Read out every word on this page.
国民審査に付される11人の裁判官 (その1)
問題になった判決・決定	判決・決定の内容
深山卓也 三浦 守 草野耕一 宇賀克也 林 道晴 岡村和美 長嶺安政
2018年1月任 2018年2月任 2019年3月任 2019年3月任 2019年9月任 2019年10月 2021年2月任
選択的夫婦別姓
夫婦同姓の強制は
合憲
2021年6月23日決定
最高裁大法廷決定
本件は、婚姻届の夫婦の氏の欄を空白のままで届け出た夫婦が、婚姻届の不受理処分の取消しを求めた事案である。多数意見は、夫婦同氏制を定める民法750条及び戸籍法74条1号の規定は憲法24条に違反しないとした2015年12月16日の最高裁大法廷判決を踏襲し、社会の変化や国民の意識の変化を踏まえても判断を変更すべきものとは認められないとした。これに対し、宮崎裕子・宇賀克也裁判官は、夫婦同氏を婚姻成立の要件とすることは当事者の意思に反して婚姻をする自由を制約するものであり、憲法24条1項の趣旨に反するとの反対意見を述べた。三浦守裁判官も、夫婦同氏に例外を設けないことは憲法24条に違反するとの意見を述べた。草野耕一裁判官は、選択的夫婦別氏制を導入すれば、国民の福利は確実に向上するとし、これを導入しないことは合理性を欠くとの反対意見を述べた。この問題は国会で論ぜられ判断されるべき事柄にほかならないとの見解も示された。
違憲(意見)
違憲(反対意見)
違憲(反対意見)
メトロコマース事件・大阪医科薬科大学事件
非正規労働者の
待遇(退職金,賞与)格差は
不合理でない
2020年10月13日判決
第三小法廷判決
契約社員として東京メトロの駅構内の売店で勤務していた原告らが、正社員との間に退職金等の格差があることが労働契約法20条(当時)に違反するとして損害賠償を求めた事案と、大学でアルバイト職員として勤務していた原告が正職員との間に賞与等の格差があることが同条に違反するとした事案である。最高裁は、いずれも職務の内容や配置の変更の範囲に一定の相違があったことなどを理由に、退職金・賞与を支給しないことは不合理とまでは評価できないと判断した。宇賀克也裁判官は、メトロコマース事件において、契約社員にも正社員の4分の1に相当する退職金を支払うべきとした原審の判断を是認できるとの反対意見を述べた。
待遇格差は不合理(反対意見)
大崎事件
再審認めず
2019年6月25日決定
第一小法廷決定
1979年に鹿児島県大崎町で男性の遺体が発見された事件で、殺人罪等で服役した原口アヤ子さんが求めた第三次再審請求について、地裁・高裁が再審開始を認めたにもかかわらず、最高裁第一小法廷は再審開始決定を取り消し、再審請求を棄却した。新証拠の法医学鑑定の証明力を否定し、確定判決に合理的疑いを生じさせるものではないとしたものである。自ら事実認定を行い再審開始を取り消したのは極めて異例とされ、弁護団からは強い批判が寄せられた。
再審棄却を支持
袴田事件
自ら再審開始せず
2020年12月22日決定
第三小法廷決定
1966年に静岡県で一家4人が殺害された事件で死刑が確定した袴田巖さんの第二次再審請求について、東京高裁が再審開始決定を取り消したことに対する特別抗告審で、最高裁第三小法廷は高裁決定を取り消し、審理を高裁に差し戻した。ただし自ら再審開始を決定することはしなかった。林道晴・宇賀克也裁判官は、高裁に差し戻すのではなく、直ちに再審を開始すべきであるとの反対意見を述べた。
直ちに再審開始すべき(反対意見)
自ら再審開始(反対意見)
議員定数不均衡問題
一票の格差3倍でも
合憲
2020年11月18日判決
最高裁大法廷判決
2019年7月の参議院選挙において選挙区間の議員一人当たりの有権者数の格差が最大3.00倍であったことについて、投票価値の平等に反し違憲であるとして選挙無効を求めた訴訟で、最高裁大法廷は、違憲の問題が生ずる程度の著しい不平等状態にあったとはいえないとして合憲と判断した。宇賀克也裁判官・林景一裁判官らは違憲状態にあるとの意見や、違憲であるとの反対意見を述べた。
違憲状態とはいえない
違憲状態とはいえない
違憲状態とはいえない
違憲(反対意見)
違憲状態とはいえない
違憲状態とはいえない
○ ○ ○
■ **Work instructions**:
Return each line of the data exactly as written above.

■ **Final result**:
Read out every word on this page.
国民審査に付される11人の裁判官 (その1)
問題になった判決・決定	判決・決定の内容
深山卓也 三浦 守 草野耕一 宇賀克也 林 道晴 岡村和美 長嶺安政
2018年1月任 2018年2月任 2019年3月任 2019年3月任 2019年9月任 2019年10月 2021年2月任
選択的夫婦別姓
夫婦同姓の強制は
合憲
2021年6月23日決定
最高裁大法廷決定
本件は、婚姻届の夫婦の氏の欄を空白のままで届け出た夫婦が、婚姻届の不受理処分の取消しを求めた事案である。多数意見は、夫婦同氏制を定める民法750条及び戸籍法74条1号の規定は憲法24条に違反しないとした2015年12月16日の最高裁大法廷判決を踏襲し、社会の変化や国民の意識の変化を踏まえても判断を変更すべきものとは認められないとした。これに対し、宮崎裕子・宇賀克也裁判官は、夫婦同氏を婚姻成立の要件とすることは当事者の意思に反して婚姻をする自由を制約するものであり、憲法24条1項の趣旨に反するとの反対意見を述べた。三浦守裁判官も、夫婦同氏に例外を設けないことは憲法24条に違反するとの意見を述べた。草野耕一裁判官は、選択的夫婦別氏制を導入すれば、国民の福利は確実に向上するとし、これを導入しないことは合理性を欠くとの反対意見を述べた。この問題は国会で論ぜられ判断されるべき事柄にほかならないとの見解も示された。
違憲(意見)
違憲(反対意見)
違憲(反対意見)
メトロコマース事件・大阪医科薬科大学事件
非正規労働者の
待遇(退職金,賞与)格差は
不合理でない
2020年10月13日判決
第三小法廷判決
契約社員として東京メトロの駅構内の売店で勤務していた原告らが、正社員との間に退職金等の格差があることが労働契約法20条(当時)に違反するとして損害賠償を求めた事案と、大学でアルバイト職員として勤務していた原告が正職員との間に賞与等の格差があることが同条に違反するとした事案である。最高裁は、いずれも職務の内容や配置の変更の範囲に一定の相違があったことなどを理由に、退職金・賞与を支給しないことは不合理とまでは評価できないと判断した。宇賀克也裁判官は、メトロコマース事件において、契約社員にも正社員の4分の1に相当する退職金を支払うべきとした原審の判断を是認できるとの反対意見を述べた。
待遇格差は不合理(反対意見)
大崎事件
再審認めず
2019年6月25日決定
第一小法廷決定
1979年に鹿児島県大崎町で男性の遺体が発見された事件で、殺人罪等で服役した原口アヤ子さんが求めた第三次再審請求について、地裁・高裁が再審開始を認めたにもかかわらず、最高裁第一小法廷は再審開始決定を取り消し、再審請求を棄却した。新証拠の法医学鑑定の証明力を否定し、確定判決に合理的疑いを生じさせるものではないとしたものである。自ら事実認定を行い再審開始を取り消したのは極めて異例とされ、弁護団からは強い批判が寄せられた。
再審棄却を支持
袴田事件
自ら再審開始せず
2020年12月22日決定
第三小法廷決定
1966年に静岡県で一家4人が殺害された事件で死刑が確定した袴田巖さんの第二次再審請求について、東京高裁が再審開始決定を取り消したことに対する特別抗告審で、最高裁第三小法廷は高裁決定を取り消し、審理を高裁に差し戻した。ただし自ら再審開始を決定することはしなかった。林道晴・宇賀克也裁判官は、高裁に差し戻すのではなく、直ちに再審を開始すべきであるとの反対意見を述べた。
直ちに再審開始すべき(反対意見)
自ら再審開始(反対意見)
議員定数不均衡問題
一票の格差3倍でも
合憲
2020年11月18日判決
最高裁大法廷判決
2019年7月の参議院選挙において選挙区間の議員一人当たりの有権者数の格差が最大3.00倍であったことについて、投票価値の平等に反し違憲であるとして選挙無効を求めた訴訟で、最高裁大法廷は、違憲の問題が生ずる程度の著しい不平等状態にあったとはいえないとして合憲と判断した。宇賀克也裁判官・林景一裁判官らは違憲状態にあるとの意見や、違憲であるとの反対意見を述べた。
違憲状態とはいえない
違憲状態とはいえない
違憲状態とはいえない
違憲(反対意見)
違憲状態とはいえない
違憲状態とはいえない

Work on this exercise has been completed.